**Challenge**:
In the listing below, locate the lines that hold the string "ENERGY". Copy those lines.

───── Information shown ─────

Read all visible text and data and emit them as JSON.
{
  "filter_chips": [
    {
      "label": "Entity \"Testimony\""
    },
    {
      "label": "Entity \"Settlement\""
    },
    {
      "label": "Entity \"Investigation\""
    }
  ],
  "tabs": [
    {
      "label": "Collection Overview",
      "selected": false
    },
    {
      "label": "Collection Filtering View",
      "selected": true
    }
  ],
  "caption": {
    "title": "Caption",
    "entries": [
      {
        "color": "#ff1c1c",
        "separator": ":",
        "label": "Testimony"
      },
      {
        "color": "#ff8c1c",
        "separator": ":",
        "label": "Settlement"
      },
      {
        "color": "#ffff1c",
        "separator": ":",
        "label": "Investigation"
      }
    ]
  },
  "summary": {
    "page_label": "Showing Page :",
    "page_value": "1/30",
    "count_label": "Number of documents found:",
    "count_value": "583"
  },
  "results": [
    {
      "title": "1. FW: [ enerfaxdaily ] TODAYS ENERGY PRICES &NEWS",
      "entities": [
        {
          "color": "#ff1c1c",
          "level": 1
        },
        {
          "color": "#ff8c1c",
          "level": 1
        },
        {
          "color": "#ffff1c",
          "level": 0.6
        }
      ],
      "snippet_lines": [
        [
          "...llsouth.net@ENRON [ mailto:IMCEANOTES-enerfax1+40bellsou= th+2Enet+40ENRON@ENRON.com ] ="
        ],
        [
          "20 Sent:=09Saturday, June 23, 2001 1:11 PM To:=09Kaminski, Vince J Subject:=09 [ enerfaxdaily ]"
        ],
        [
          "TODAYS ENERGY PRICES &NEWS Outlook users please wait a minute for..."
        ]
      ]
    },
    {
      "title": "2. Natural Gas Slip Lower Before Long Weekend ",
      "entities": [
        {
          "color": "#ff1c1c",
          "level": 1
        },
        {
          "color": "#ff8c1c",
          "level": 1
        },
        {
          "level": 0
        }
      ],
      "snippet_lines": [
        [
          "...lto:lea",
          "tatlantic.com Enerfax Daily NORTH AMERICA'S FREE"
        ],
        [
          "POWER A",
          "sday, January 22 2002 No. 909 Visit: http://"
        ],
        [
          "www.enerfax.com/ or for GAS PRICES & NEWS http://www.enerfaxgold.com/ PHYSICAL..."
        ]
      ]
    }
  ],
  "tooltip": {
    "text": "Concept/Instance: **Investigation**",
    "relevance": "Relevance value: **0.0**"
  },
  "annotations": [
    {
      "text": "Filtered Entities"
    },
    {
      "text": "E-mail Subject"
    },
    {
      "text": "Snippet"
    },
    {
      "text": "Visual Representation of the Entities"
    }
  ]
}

─────

**Exercise response**:
      "title": "1. FW: [ enerfaxdaily ] TODAYS ENERGY PRICES &NEWS",
          "TODAYS ENERGY PRICES &NEWS Outlook users please wait a minute for..."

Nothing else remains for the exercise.